SEÇÃO DE TEXTO
'''
Como os ativos reagem às finanças públicas?
Você deve estar exausto(a) de tanta notícia e foco nas contas púbicas brasileiras nos últimos anos. Se for ainda mais atento(a) deve ter percebido essa discussão…
Você deve estar exausto(a) de tanta notícia e foco nas contas púbicas brasileiras nos últimos anos. Se for ainda mais atento(a) deve ter percebido essa discussão ocorrendo pelo menos nas últimas 4 décadas. Ainda assim, esse destaque todo não é por acaso e o andar da carruagem das contas públicas pode ter impacto determinante nos rendimentos da sua carteira.
Nesse artigo iremos ilustrar algumas mudanças importantes no mercado, ocorridos após eventos importantes para o destino fiscal do nosso país.
A relação das finanças públicas com a economia e as expectativas
A saúde das contas públicas é um dos grandes determinantes da economia no curto prazo, podendo levar o país para uma crise de confiança e expectativas, ou então para um ciclo virtuoso com menor risco. O governo é um dos principais atores da economia de qualquer país, e pesa ainda mais no caso do Brasil, em que os tentáculos das esferas públicas sempre se fizeram muito mais presentes.
'''
LINHAS EXTRAÍDAS
'''
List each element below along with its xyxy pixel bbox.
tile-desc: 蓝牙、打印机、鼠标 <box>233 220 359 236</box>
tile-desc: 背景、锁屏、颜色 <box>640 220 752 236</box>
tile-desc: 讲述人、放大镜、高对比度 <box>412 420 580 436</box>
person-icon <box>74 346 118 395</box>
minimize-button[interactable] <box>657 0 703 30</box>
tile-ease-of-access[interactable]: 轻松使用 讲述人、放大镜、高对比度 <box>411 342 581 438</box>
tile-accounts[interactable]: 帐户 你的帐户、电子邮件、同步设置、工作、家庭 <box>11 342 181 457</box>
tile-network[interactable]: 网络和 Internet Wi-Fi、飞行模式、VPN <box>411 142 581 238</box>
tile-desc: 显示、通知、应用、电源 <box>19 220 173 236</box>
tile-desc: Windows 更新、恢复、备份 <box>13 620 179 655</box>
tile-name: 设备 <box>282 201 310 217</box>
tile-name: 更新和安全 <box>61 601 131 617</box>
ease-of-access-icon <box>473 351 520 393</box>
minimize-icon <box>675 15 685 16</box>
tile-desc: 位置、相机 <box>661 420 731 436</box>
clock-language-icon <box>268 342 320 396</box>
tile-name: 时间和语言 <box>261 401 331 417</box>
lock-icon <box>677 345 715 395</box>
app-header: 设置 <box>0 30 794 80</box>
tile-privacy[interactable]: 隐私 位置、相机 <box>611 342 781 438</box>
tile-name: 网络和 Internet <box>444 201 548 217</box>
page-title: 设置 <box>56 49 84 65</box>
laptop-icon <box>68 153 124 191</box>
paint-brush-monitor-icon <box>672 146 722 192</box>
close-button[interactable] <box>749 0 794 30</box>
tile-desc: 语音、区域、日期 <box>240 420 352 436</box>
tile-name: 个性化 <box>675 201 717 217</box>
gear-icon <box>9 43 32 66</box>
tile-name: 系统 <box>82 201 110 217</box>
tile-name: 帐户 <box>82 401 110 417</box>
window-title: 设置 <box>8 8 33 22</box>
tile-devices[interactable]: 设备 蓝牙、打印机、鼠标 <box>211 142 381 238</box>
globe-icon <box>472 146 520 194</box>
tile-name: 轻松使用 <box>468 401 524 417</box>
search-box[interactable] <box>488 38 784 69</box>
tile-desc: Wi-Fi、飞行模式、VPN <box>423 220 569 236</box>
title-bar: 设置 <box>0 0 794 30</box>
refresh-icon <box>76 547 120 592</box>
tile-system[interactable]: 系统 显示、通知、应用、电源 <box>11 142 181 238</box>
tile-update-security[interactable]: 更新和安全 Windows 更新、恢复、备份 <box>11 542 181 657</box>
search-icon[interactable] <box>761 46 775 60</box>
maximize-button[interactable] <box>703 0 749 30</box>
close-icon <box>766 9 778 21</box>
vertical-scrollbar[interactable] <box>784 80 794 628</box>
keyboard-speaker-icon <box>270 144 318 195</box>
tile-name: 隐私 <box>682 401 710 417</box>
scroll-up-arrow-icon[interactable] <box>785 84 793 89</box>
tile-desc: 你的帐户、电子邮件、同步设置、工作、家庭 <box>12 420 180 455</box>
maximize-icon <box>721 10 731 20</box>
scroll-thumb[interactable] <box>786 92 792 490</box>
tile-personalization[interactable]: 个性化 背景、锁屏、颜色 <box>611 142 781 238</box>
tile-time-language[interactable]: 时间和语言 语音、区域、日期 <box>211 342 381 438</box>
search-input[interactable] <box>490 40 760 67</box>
'''
Liste, sem repetições, todas as expressões que indicam um período de tempo no texto sobre finanças públicas. Responda com base somente no texto sobre finanças públicas.

RESULTADO FINAL
- nos últimos anos
- nas últimas 4 décadas
- no curto prazo